_GIVEN INSTRUCTION:_ Please list all lines of the material below in which the string "bawah" occurs.

___ RECORDS PROVIDED

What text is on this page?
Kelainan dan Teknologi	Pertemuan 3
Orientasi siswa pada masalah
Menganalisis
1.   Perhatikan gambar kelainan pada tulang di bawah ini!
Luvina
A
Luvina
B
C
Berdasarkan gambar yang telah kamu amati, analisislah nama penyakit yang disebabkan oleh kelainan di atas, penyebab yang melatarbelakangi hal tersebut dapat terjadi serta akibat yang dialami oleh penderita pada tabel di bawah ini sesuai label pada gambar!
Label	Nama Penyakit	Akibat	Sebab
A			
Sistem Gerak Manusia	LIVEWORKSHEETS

______
___ RECORDS PROVIDED

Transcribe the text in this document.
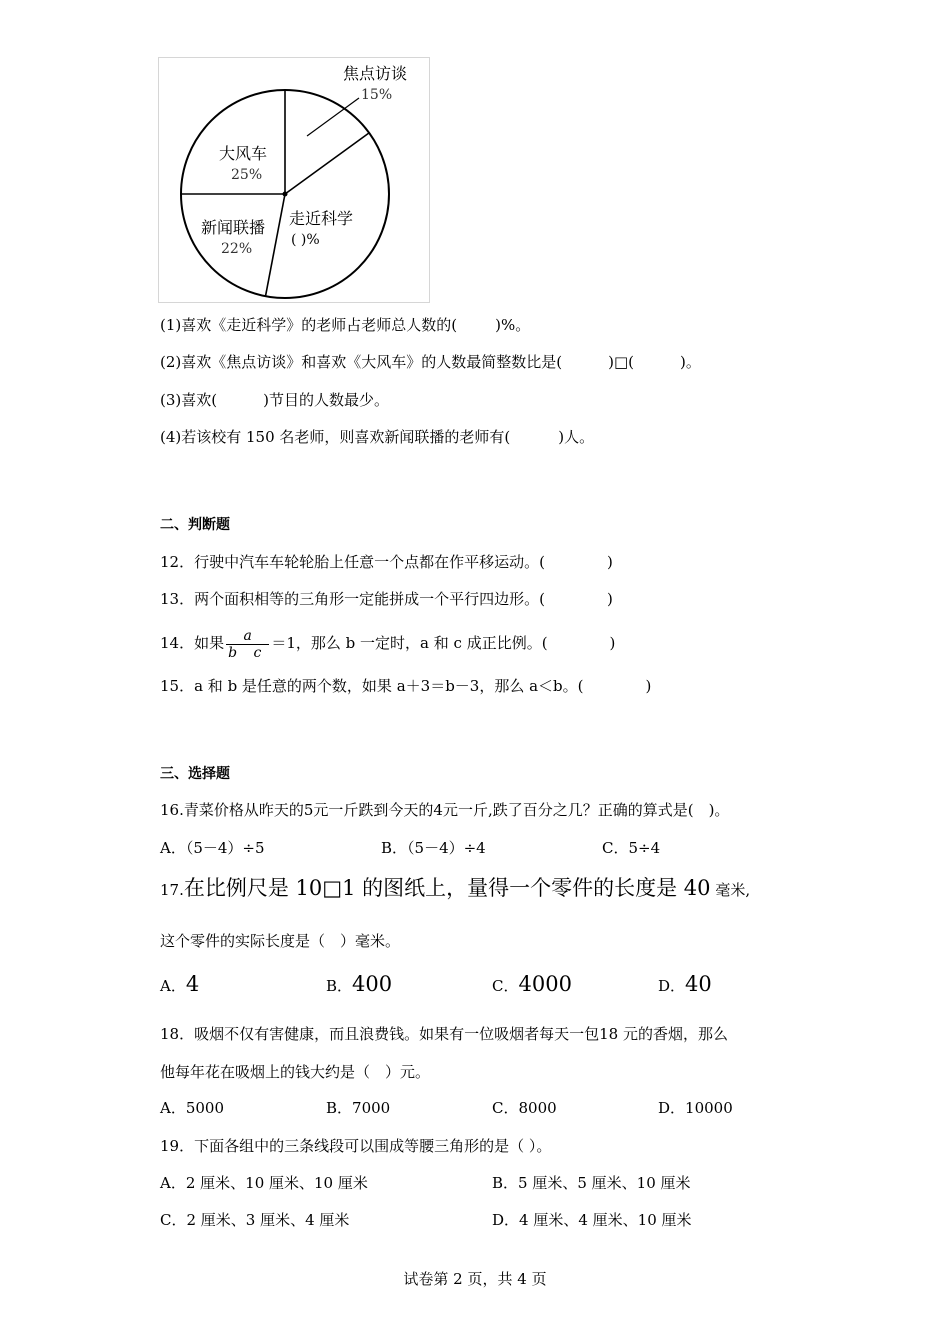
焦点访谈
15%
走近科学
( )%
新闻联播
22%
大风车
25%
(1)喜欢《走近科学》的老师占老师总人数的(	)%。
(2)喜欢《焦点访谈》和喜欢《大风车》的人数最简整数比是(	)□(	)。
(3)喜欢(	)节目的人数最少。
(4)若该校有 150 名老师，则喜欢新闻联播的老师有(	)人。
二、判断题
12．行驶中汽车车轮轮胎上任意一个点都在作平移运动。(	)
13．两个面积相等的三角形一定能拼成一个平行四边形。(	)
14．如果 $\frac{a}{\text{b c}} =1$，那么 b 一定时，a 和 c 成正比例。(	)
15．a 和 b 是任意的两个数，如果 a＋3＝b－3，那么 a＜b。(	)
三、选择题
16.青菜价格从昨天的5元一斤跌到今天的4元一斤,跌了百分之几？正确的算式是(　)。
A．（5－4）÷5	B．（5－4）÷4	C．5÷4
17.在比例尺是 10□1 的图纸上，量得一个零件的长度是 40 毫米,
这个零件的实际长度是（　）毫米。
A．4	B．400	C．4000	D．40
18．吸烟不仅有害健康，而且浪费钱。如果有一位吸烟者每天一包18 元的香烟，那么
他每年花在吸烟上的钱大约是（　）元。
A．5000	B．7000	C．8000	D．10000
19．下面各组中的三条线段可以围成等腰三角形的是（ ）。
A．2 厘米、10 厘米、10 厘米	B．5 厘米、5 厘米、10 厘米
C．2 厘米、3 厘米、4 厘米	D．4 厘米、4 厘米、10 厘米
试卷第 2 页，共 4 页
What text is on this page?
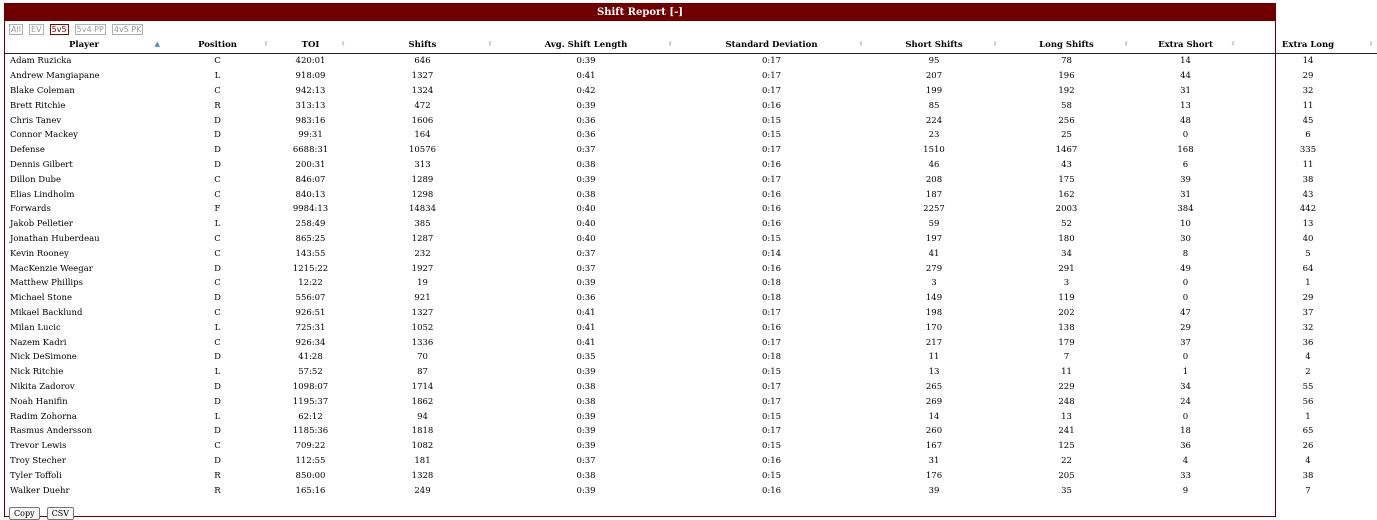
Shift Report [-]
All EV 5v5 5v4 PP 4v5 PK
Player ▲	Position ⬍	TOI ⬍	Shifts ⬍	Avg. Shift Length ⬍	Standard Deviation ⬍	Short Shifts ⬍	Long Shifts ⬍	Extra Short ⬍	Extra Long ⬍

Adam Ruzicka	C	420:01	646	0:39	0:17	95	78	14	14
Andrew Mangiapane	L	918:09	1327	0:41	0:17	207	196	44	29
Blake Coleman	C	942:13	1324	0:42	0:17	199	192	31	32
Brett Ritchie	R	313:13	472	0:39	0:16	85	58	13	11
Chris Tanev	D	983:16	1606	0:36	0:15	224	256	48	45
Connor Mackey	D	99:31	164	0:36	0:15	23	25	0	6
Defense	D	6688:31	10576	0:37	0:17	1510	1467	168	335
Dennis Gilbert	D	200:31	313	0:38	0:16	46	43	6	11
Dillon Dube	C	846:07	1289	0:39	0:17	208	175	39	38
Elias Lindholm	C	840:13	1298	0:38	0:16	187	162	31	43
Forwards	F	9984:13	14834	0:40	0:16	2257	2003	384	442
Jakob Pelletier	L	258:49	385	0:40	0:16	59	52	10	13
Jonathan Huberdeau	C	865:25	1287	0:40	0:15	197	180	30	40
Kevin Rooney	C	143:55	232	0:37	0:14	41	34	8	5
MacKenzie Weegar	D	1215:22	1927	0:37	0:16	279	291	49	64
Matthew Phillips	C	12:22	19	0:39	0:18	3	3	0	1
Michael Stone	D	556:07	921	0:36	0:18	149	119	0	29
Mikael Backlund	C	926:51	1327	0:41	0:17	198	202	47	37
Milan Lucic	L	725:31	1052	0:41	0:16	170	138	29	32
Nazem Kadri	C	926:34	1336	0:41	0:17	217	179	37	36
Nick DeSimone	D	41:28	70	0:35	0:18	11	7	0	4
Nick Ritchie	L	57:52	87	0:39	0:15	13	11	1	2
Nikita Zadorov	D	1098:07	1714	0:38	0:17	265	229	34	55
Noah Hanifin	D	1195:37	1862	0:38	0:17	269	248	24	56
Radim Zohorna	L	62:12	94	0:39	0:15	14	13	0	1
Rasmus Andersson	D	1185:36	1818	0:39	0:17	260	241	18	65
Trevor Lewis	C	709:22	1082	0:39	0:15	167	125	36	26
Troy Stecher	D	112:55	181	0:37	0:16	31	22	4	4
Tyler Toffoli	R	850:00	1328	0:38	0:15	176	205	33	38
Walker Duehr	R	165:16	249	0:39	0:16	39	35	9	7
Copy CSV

______

_EXPECTED OUTPUT:_
1.   Perhatikan gambar kelainan pada tulang di bawah ini!
Berdasarkan gambar yang telah kamu amati, analisislah nama penyakit yang disebabkan oleh kelainan di atas, penyebab yang melatarbelakangi hal tersebut dapat terjadi serta akibat yang dialami oleh penderita pada tabel di bawah ini sesuai label pada gambar!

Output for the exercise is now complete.